» **WHAT IS REQUIRED**: Pictures stay out; everything else in the records below is copied exactly.

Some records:
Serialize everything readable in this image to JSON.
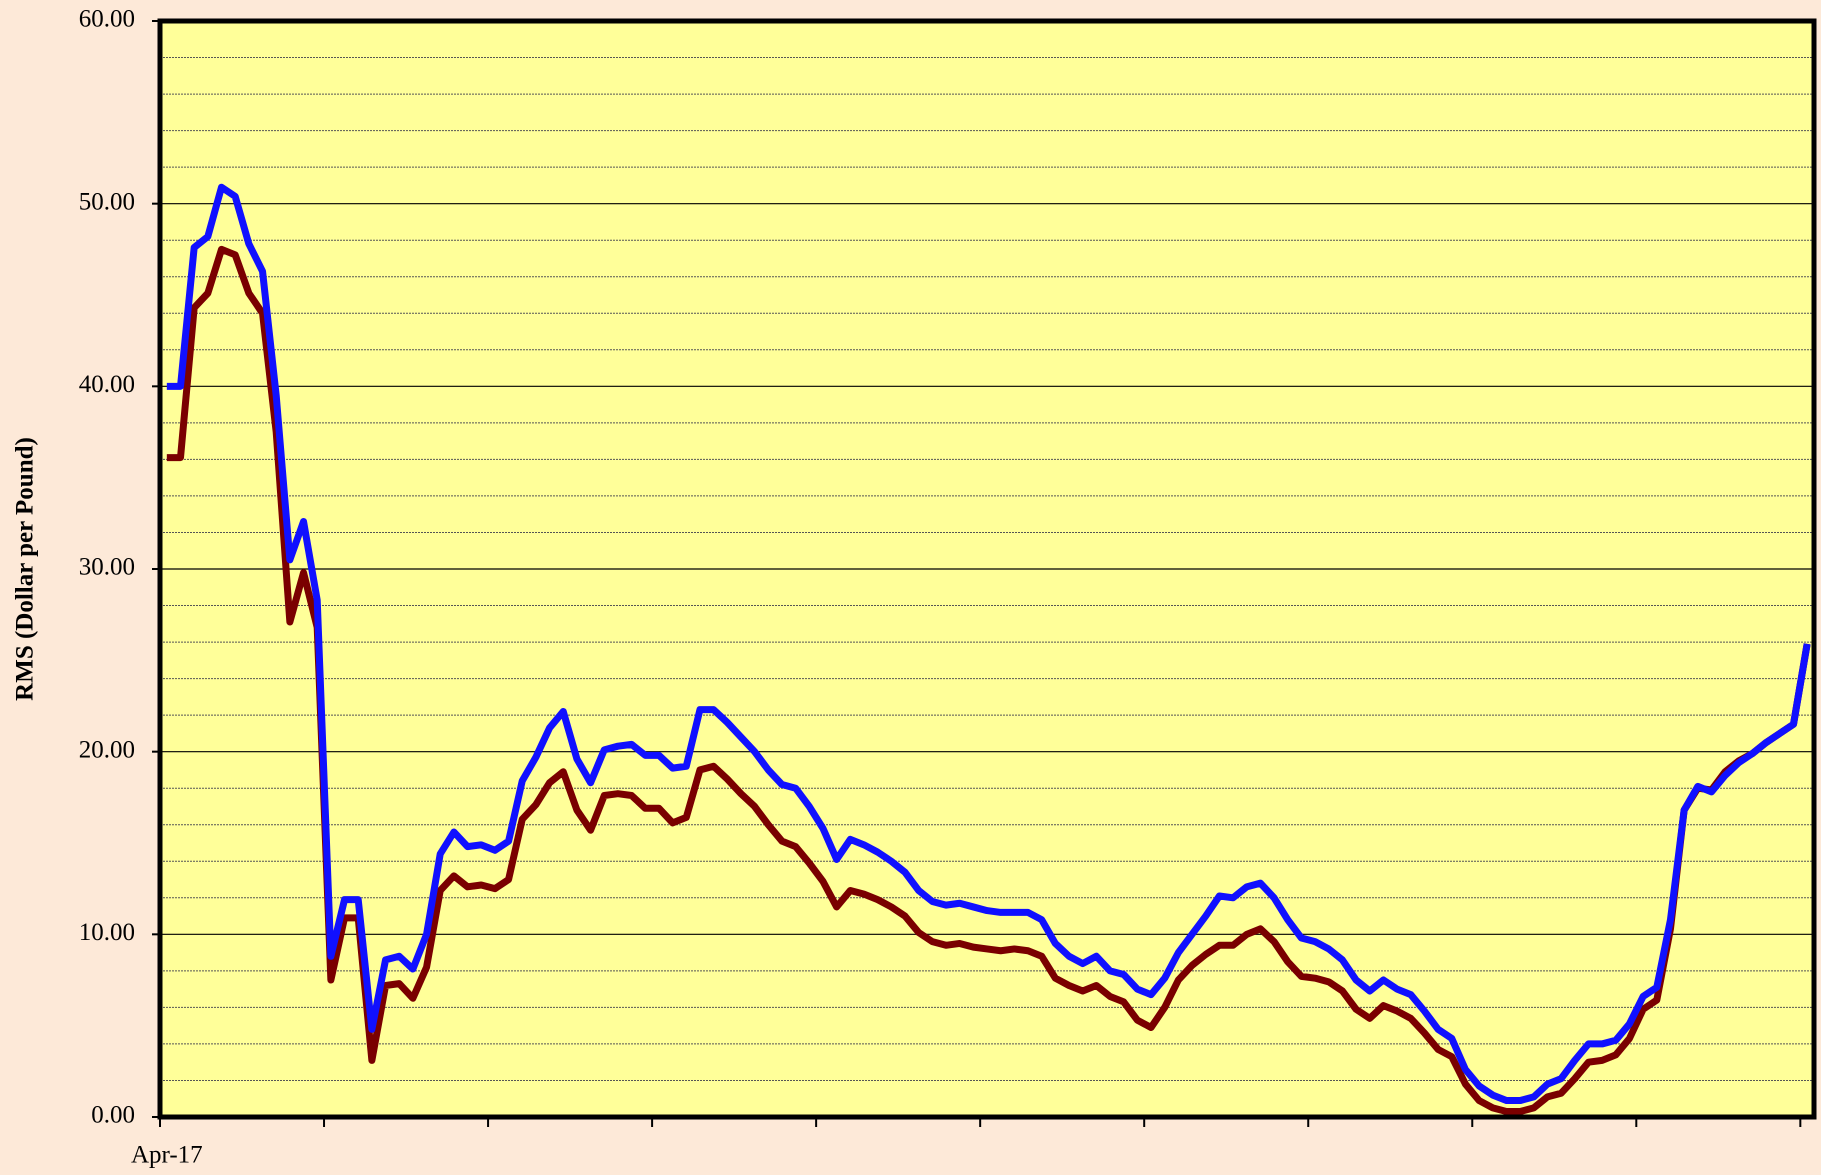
{
  "chart_data": {
    "type": "line",
    "y_label": "RMS (Dollar per Pound)",
    "categories": [
      "Apr-17",
      null,
      null,
      null,
      null,
      null,
      null,
      null,
      null,
      null,
      null,
      null,
      null,
      null,
      null,
      null,
      null,
      null,
      null,
      null,
      null,
      null,
      null,
      null,
      null,
      null,
      null,
      null,
      null,
      null,
      null,
      null,
      null,
      null,
      null,
      null,
      null,
      null,
      null,
      null,
      null,
      null,
      null,
      null,
      null,
      null,
      null,
      null,
      null,
      null,
      null,
      null,
      null,
      null,
      null,
      null,
      null,
      null,
      null,
      null,
      null,
      null,
      null,
      null,
      null,
      null,
      null,
      null,
      null,
      null,
      null,
      null,
      null,
      null,
      null,
      null,
      null,
      null,
      null,
      null,
      null,
      null,
      null,
      null,
      null,
      null,
      null,
      null,
      null,
      null,
      null,
      null,
      null,
      null,
      null,
      null,
      null,
      null,
      null,
      null,
      null,
      null,
      null,
      null,
      null,
      null,
      null,
      null,
      null,
      null,
      null,
      null,
      null,
      null,
      null,
      null,
      null,
      null,
      null,
      null,
      null
    ],
    "series": [
      {
        "color": "#7a0000",
        "values": [
          36.1,
          36.1,
          44.3,
          45.1,
          47.5,
          47.2,
          45.1,
          44.0,
          37.5,
          27.1,
          29.8,
          26.8,
          7.5,
          10.9,
          10.9,
          3.1,
          7.2,
          7.3,
          6.5,
          8.2,
          12.4,
          13.2,
          12.6,
          12.7,
          12.5,
          13.0,
          16.3,
          17.1,
          18.3,
          18.9,
          16.8,
          15.7,
          17.6,
          17.7,
          17.6,
          16.9,
          16.9,
          16.1,
          16.4,
          19.0,
          19.2,
          18.5,
          17.7,
          17.0,
          16.0,
          15.1,
          14.8,
          13.9,
          12.9,
          11.5,
          12.4,
          12.2,
          11.9,
          11.5,
          11.0,
          10.1,
          9.6,
          9.4,
          9.5,
          9.3,
          9.2,
          9.1,
          9.2,
          9.1,
          8.8,
          7.6,
          7.2,
          6.9,
          7.2,
          6.6,
          6.3,
          5.3,
          4.9,
          6.0,
          7.5,
          8.3,
          8.9,
          9.4,
          9.4,
          10.0,
          10.3,
          9.6,
          8.5,
          7.7,
          7.6,
          7.4,
          6.9,
          5.9,
          5.4,
          6.1,
          5.8,
          5.4,
          4.6,
          3.7,
          3.3,
          1.8,
          0.9,
          0.5,
          0.3,
          0.3,
          0.5,
          1.1,
          1.3,
          2.1,
          3.0,
          3.1,
          3.4,
          4.3,
          5.9,
          6.4,
          10.3,
          16.8,
          18.0,
          17.9,
          18.9,
          19.5,
          19.9,
          20.5,
          21.0,
          21.5,
          25.9
        ]
      },
      {
        "color": "#1010ff",
        "values": [
          40.0,
          40.0,
          47.6,
          48.2,
          50.9,
          50.4,
          47.8,
          46.3,
          39.5,
          30.5,
          32.6,
          28.3,
          8.8,
          11.9,
          11.9,
          4.8,
          8.6,
          8.8,
          8.1,
          10.0,
          14.4,
          15.6,
          14.8,
          14.9,
          14.6,
          15.1,
          18.4,
          19.7,
          21.3,
          22.2,
          19.6,
          18.3,
          20.1,
          20.3,
          20.4,
          19.8,
          19.8,
          19.1,
          19.2,
          22.3,
          22.3,
          21.6,
          20.8,
          20.0,
          19.0,
          18.2,
          18.0,
          17.0,
          15.8,
          14.1,
          15.2,
          14.9,
          14.5,
          14.0,
          13.4,
          12.4,
          11.8,
          11.6,
          11.7,
          11.5,
          11.3,
          11.2,
          11.2,
          11.2,
          10.8,
          9.5,
          8.8,
          8.4,
          8.8,
          8.0,
          7.8,
          7.0,
          6.7,
          7.6,
          9.0,
          10.0,
          11.0,
          12.1,
          12.0,
          12.6,
          12.8,
          12.0,
          10.8,
          9.8,
          9.6,
          9.2,
          8.6,
          7.5,
          6.9,
          7.5,
          7.0,
          6.7,
          5.8,
          4.8,
          4.3,
          2.6,
          1.7,
          1.2,
          0.9,
          0.9,
          1.1,
          1.8,
          2.1,
          3.1,
          4.0,
          4.0,
          4.2,
          5.1,
          6.6,
          7.1,
          10.8,
          16.8,
          18.1,
          17.8,
          18.7,
          19.4,
          19.9,
          20.5,
          21.0,
          21.5,
          25.9
        ]
      }
    ],
    "ylim": [
      0,
      60
    ],
    "yticks": [
      {
        "value": 0,
        "label": "0.00"
      },
      {
        "value": 10,
        "label": "10.00"
      },
      {
        "value": 20,
        "label": "20.00"
      },
      {
        "value": 30,
        "label": "30.00"
      },
      {
        "value": 40,
        "label": "40.00"
      },
      {
        "value": 50,
        "label": "50.00"
      },
      {
        "value": 60,
        "label": "60.00"
      }
    ],
    "minor_grid": [
      2,
      4,
      6,
      8,
      12,
      14,
      16,
      18,
      22,
      24,
      26,
      28,
      32,
      34,
      36,
      38,
      42,
      44,
      46,
      48,
      52,
      54,
      56,
      58
    ],
    "grid": true,
    "plot_color": "#ffff99"
  }
}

» **COMPLETE OUTPUT**:
Serialize everything readable in this image to JSON.
{
  "chart_data": {
    "type": "line",
    "y_label": "RMS (Dollar per Pound)",
    "categories": [
      "Apr-17",
      null,
      null,
      null,
      null,
      null,
      null,
      null,
      null,
      null,
      null,
      null,
      null,
      null,
      null,
      null,
      null,
      null,
      null,
      null,
      null,
      null,
      null,
      null,
      null,
      null,
      null,
      null,
      null,
      null,
      null,
      null,
      null,
      null,
      null,
      null,
      null,
      null,
      null,
      null,
      null,
      null,
      null,
      null,
      null,
      null,
      null,
      null,
      null,
      null,
      null,
      null,
      null,
      null,
      null,
      null,
      null,
      null,
      null,
      null,
      null,
      null,
      null,
      null,
      null,
      null,
      null,
      null,
      null,
      null,
      null,
      null,
      null,
      null,
      null,
      null,
      null,
      null,
      null,
      null,
      null,
      null,
      null,
      null,
      null,
      null,
      null,
      null,
      null,
      null,
      null,
      null,
      null,
      null,
      null,
      null,
      null,
      null,
      null,
      null,
      null,
      null,
      null,
      null,
      null,
      null,
      null,
      null,
      null,
      null,
      null,
      null,
      null,
      null,
      null,
      null,
      null,
      null,
      null,
      null,
      null
    ],
    "series": [
      {
        "color": "#7a0000",
        "values": [
          36.1,
          36.1,
          44.3,
          45.1,
          47.5,
          47.2,
          45.1,
          44.0,
          37.5,
          27.1,
          29.8,
          26.8,
          7.5,
          10.9,
          10.9,
          3.1,
          7.2,
          7.3,
          6.5,
          8.2,
          12.4,
          13.2,
          12.6,
          12.7,
          12.5,
          13.0,
          16.3,
          17.1,
          18.3,
          18.9,
          16.8,
          15.7,
          17.6,
          17.7,
          17.6,
          16.9,
          16.9,
          16.1,
          16.4,
          19.0,
          19.2,
          18.5,
          17.7,
          17.0,
          16.0,
          15.1,
          14.8,
          13.9,
          12.9,
          11.5,
          12.4,
          12.2,
          11.9,
          11.5,
          11.0,
          10.1,
          9.6,
          9.4,
          9.5,
          9.3,
          9.2,
          9.1,
          9.2,
          9.1,
          8.8,
          7.6,
          7.2,
          6.9,
          7.2,
          6.6,
          6.3,
          5.3,
          4.9,
          6.0,
          7.5,
          8.3,
          8.9,
          9.4,
          9.4,
          10.0,
          10.3,
          9.6,
          8.5,
          7.7,
          7.6,
          7.4,
          6.9,
          5.9,
          5.4,
          6.1,
          5.8,
          5.4,
          4.6,
          3.7,
          3.3,
          1.8,
          0.9,
          0.5,
          0.3,
          0.3,
          0.5,
          1.1,
          1.3,
          2.1,
          3.0,
          3.1,
          3.4,
          4.3,
          5.9,
          6.4,
          10.3,
          16.8,
          18.0,
          17.9,
          18.9,
          19.5,
          19.9,
          20.5,
          21.0,
          21.5,
          25.9
        ]
      },
      {
        "color": "#1010ff",
        "values": [
          40.0,
          40.0,
          47.6,
          48.2,
          50.9,
          50.4,
          47.8,
          46.3,
          39.5,
          30.5,
          32.6,
          28.3,
          8.8,
          11.9,
          11.9,
          4.8,
          8.6,
          8.8,
          8.1,
          10.0,
          14.4,
          15.6,
          14.8,
          14.9,
          14.6,
          15.1,
          18.4,
          19.7,
          21.3,
          22.2,
          19.6,
          18.3,
          20.1,
          20.3,
          20.4,
          19.8,
          19.8,
          19.1,
          19.2,
          22.3,
          22.3,
          21.6,
          20.8,
          20.0,
          19.0,
          18.2,
          18.0,
          17.0,
          15.8,
          14.1,
          15.2,
          14.9,
          14.5,
          14.0,
          13.4,
          12.4,
          11.8,
          11.6,
          11.7,
          11.5,
          11.3,
          11.2,
          11.2,
          11.2,
          10.8,
          9.5,
          8.8,
          8.4,
          8.8,
          8.0,
          7.8,
          7.0,
          6.7,
          7.6,
          9.0,
          10.0,
          11.0,
          12.1,
          12.0,
          12.6,
          12.8,
          12.0,
          10.8,
          9.8,
          9.6,
          9.2,
          8.6,
          7.5,
          6.9,
          7.5,
          7.0,
          6.7,
          5.8,
          4.8,
          4.3,
          2.6,
          1.7,
          1.2,
          0.9,
          0.9,
          1.1,
          1.8,
          2.1,
          3.1,
          4.0,
          4.0,
          4.2,
          5.1,
          6.6,
          7.1,
          10.8,
          16.8,
          18.1,
          17.8,
          18.7,
          19.4,
          19.9,
          20.5,
          21.0,
          21.5,
          25.9
        ]
      }
    ],
    "ylim": [
      0,
      60
    ],
    "yticks": [
      {
        "value": 0,
        "label": "0.00"
      },
      {
        "value": 10,
        "label": "10.00"
      },
      {
        "value": 20,
        "label": "20.00"
      },
      {
        "value": 30,
        "label": "30.00"
      },
      {
        "value": 40,
        "label": "40.00"
      },
      {
        "value": 50,
        "label": "50.00"
      },
      {
        "value": 60,
        "label": "60.00"
      }
    ],
    "minor_grid": [
      2,
      4,
      6,
      8,
      12,
      14,
      16,
      18,
      22,
      24,
      26,
      28,
      32,
      34,
      36,
      38,
      42,
      44,
      46,
      48,
      52,
      54,
      56,
      58
    ],
    "grid": true,
    "plot_color": "#ffff99"
  }
}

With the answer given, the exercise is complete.